Stored items:

— start —

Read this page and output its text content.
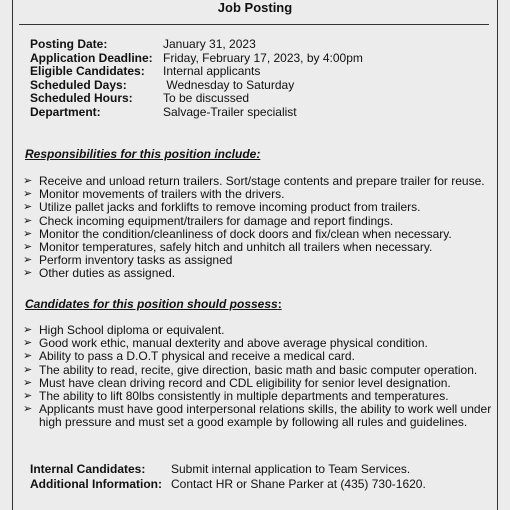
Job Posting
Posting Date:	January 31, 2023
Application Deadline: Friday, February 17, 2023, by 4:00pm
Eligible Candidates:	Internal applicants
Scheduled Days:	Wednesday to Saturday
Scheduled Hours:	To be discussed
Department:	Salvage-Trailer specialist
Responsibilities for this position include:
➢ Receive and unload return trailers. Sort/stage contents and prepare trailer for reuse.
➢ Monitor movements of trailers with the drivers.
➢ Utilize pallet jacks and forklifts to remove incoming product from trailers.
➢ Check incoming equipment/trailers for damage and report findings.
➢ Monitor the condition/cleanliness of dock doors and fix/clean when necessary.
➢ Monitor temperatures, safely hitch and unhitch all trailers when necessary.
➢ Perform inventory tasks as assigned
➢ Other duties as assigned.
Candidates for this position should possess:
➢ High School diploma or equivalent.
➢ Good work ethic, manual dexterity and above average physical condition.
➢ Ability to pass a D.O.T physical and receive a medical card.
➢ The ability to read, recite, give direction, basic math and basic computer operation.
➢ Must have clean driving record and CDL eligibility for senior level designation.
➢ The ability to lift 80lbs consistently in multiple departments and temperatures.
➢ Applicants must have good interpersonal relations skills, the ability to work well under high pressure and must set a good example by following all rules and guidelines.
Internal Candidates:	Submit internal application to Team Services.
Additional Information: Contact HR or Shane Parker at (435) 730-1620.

— end —

THE TASK: Every line above should be returned exactly; the pictures stay out.

EXERCISE ANSWER:
Read this page and output its text content.
Job Posting
Posting Date:	January 31, 2023
Application Deadline: Friday, February 17, 2023, by 4:00pm
Eligible Candidates:	Internal applicants
Scheduled Days:	Wednesday to Saturday
Scheduled Hours:	To be discussed
Department:	Salvage-Trailer specialist
Responsibilities for this position include:
➢ Receive and unload return trailers. Sort/stage contents and prepare trailer for reuse.
➢ Monitor movements of trailers with the drivers.
➢ Utilize pallet jacks and forklifts to remove incoming product from trailers.
➢ Check incoming equipment/trailers for damage and report findings.
➢ Monitor the condition/cleanliness of dock doors and fix/clean when necessary.
➢ Monitor temperatures, safely hitch and unhitch all trailers when necessary.
➢ Perform inventory tasks as assigned
➢ Other duties as assigned.
Candidates for this position should possess:
➢ High School diploma or equivalent.
➢ Good work ethic, manual dexterity and above average physical condition.
➢ Ability to pass a D.O.T physical and receive a medical card.
➢ The ability to read, recite, give direction, basic math and basic computer operation.
➢ Must have clean driving record and CDL eligibility for senior level designation.
➢ The ability to lift 80lbs consistently in multiple departments and temperatures.
➢ Applicants must have good interpersonal relations skills, the ability to work well under high pressure and must set a good example by following all rules and guidelines.
Internal Candidates:	Submit internal application to Team Services.
Additional Information: Contact HR or Shane Parker at (435) 730-1620.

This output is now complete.